Problem: List each line of the data that holds the string "Koperasi".

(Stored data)
***
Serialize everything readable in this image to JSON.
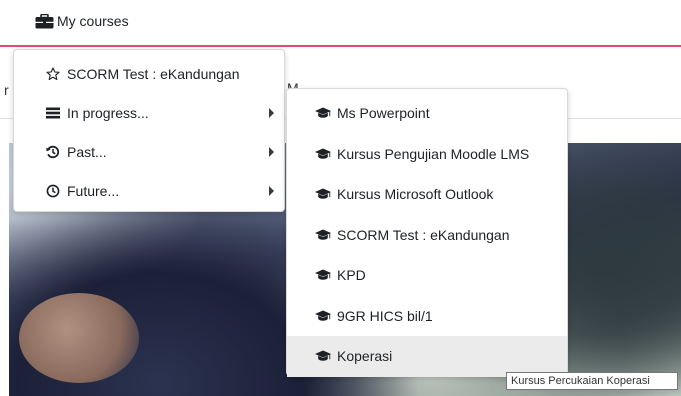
{
  "nav": {
    "my_courses_label": "My courses",
    "strip_left_char": "r",
    "strip_mid_char": "M"
  },
  "primary_menu": {
    "items": [
      {
        "label": "SCORM Test : eKandungan",
        "icon": "star-outline-icon",
        "has_submenu": false
      },
      {
        "label": "In progress...",
        "icon": "list-icon",
        "has_submenu": true
      },
      {
        "label": "Past...",
        "icon": "history-icon",
        "has_submenu": true
      },
      {
        "label": "Future...",
        "icon": "clock-icon",
        "has_submenu": true
      }
    ]
  },
  "submenu": {
    "items": [
      {
        "label": "Ms Powerpoint",
        "icon": "graduation-cap-icon"
      },
      {
        "label": "Kursus Pengujian Moodle LMS",
        "icon": "graduation-cap-icon"
      },
      {
        "label": "Kursus Microsoft Outlook",
        "icon": "graduation-cap-icon"
      },
      {
        "label": "SCORM Test : eKandungan",
        "icon": "graduation-cap-icon"
      },
      {
        "label": "KPD",
        "icon": "graduation-cap-icon"
      },
      {
        "label": "9GR HICS bil/1",
        "icon": "graduation-cap-icon"
      },
      {
        "label": "Koperasi",
        "icon": "graduation-cap-icon",
        "highlighted": true
      }
    ]
  },
  "tooltip": {
    "text": "Kursus Percukaian Koperasi"
  },
  "colors": {
    "accent_border": "#e8496c",
    "hover_bg": "#ebebeb",
    "icon_color": "#1d2125"
  }
}
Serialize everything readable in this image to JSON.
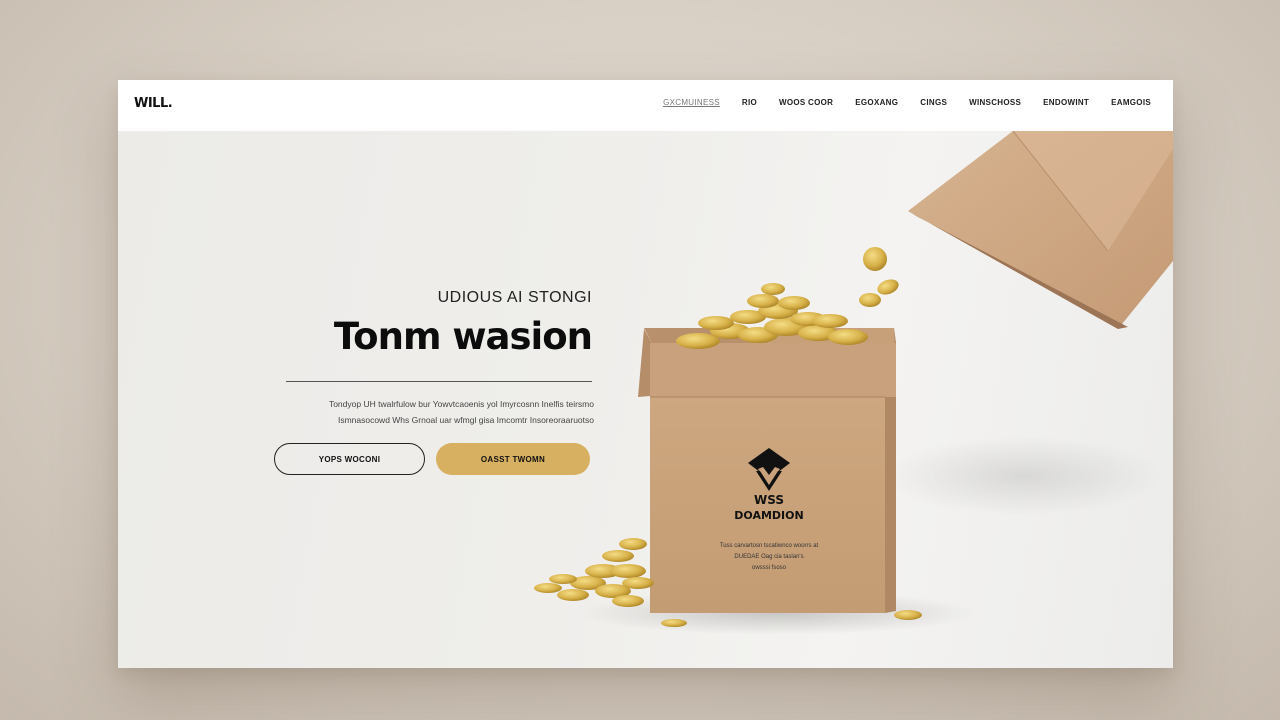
{
  "header": {
    "logo": "WILL.",
    "nav": [
      "GXCMUINESS",
      "RIO",
      "WOOS COOR",
      "EGOXANG",
      "CINGS",
      "WINSCHOSS",
      "ENDOWINT",
      "EAMGOIS"
    ]
  },
  "hero": {
    "eyebrow": "UDIOUS AI STONGI",
    "headline": "Tonm wasion",
    "body_line1": "Tondyop UH twalrfulow bur Yowvtcaoenis yol Imyrcosnn Inelfis teirsmo",
    "body_line2": "Ismnasocowd Whs Grnoal uar wfmgl gisa Imcomtr Insoreoraaruotso",
    "button_outline": "YOPS WOCONI",
    "button_gold": "OASST TWOMN"
  },
  "box": {
    "brand_line1": "WSS",
    "brand_line2": "DOAMDION",
    "small_line1": "Tuss carvartosn tscatiwnco woorrs at",
    "small_line2": "DUEDAE Oag cia taslan's",
    "small_line3": "owsssi fsoso"
  },
  "colors": {
    "accent_gold": "#d8b061",
    "cardboard": "#c9a27d",
    "coin": "#d8b24a",
    "text_dark": "#0c0c0c"
  }
}
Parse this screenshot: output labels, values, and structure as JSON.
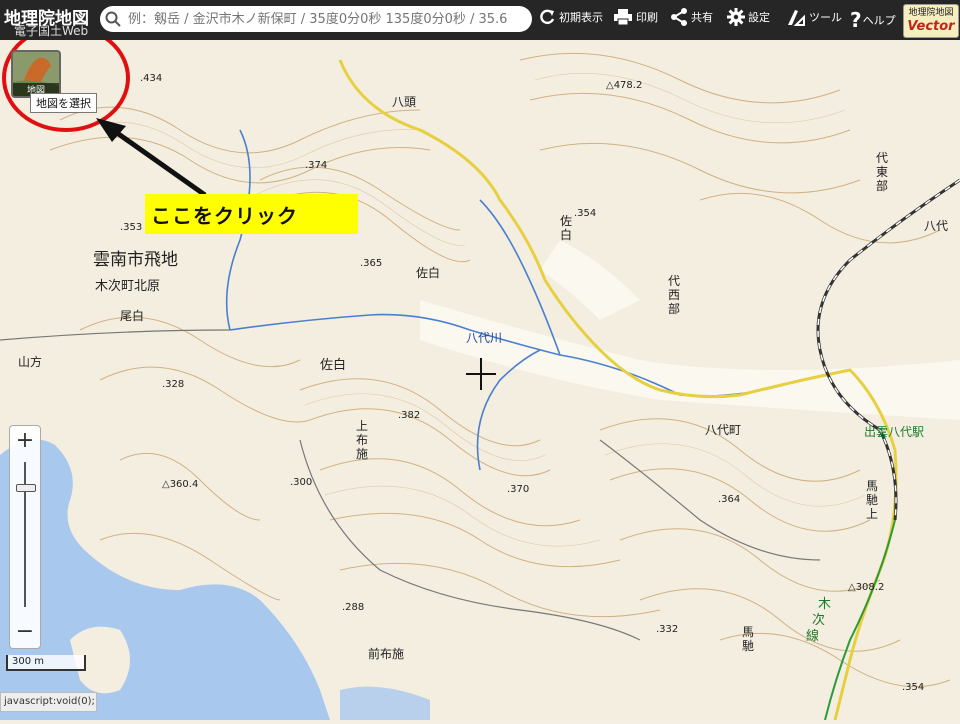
{
  "app": {
    "title": "地理院地図",
    "subtitle": "電子国土Web"
  },
  "search": {
    "placeholder": "例：剱岳 / 金沢市木ノ新保町 / 35度0分0秒 135度0分0秒 / 35.6"
  },
  "toolbar": {
    "reset_label": "初期表示",
    "print_label": "印刷",
    "share_label": "共有",
    "settings_label": "設定",
    "tools_label": "ツール",
    "help_label": "ヘルプ",
    "vector_top": "地理院地図",
    "vector_bottom": "Vector"
  },
  "layer_button": {
    "label": "地図",
    "tooltip": "地図を選択"
  },
  "callout": {
    "text": "ここをクリック"
  },
  "zoom": {
    "plus": "+",
    "minus": "−"
  },
  "scale": {
    "label": "300 m"
  },
  "status": {
    "text": "javascript:void(0);"
  },
  "map_labels": {
    "city_enclave": "雲南市飛地",
    "kitsugi": "木次町北原",
    "owashiro": "尾白",
    "yamagata": "山方",
    "sashiro_left": "佐白",
    "sashiro_mid": "佐白",
    "sashiro_top": "佐\n白",
    "kamifuse": "上\n布\n施",
    "maefuse": "前布施",
    "yatsuka_river": "八代川",
    "hakkashira": "八頭",
    "yashiro_west": "代\n西\n部",
    "yashiro_east": "代\n東\n部",
    "yashiro_right": "八代",
    "yashiro_town": "八代町",
    "station": "出雲八代駅",
    "mabase_top": "馬\n馳\n上",
    "mabase": "馬\n馳",
    "kisuki_line": "木次線",
    "h434": ".434",
    "h374": ".374",
    "h365": ".365",
    "h353": ".353",
    "h328": ".328",
    "h360": "△360.4",
    "h382": ".382",
    "h300": ".300",
    "h370": ".370",
    "h288": ".288",
    "h478": "△478.2",
    "h354": ".354",
    "h364": ".364",
    "h332": ".332",
    "h308": "△308.2",
    "h354b": ".354"
  },
  "colors": {
    "annotation_red": "#e01010",
    "callout_yellow": "#ffff00",
    "water": "#a9c8ee",
    "road_yellow": "#e8d23a",
    "contour": "#c8a46c"
  }
}
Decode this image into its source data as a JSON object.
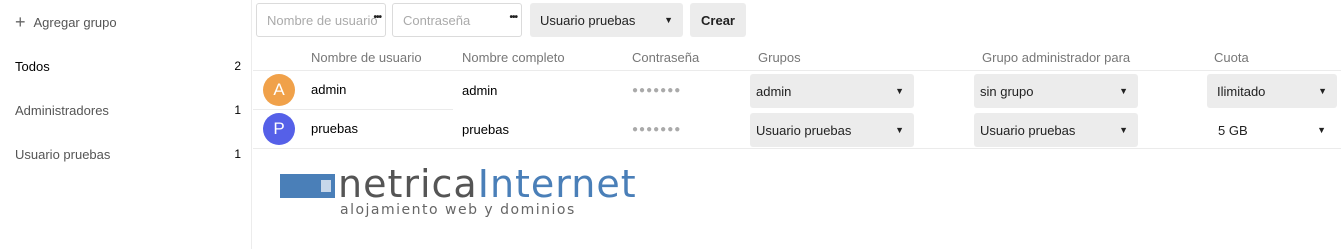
***
Reply:
        "label": "Koperasi",
    "text": "Kursus Percukaian Koperasi"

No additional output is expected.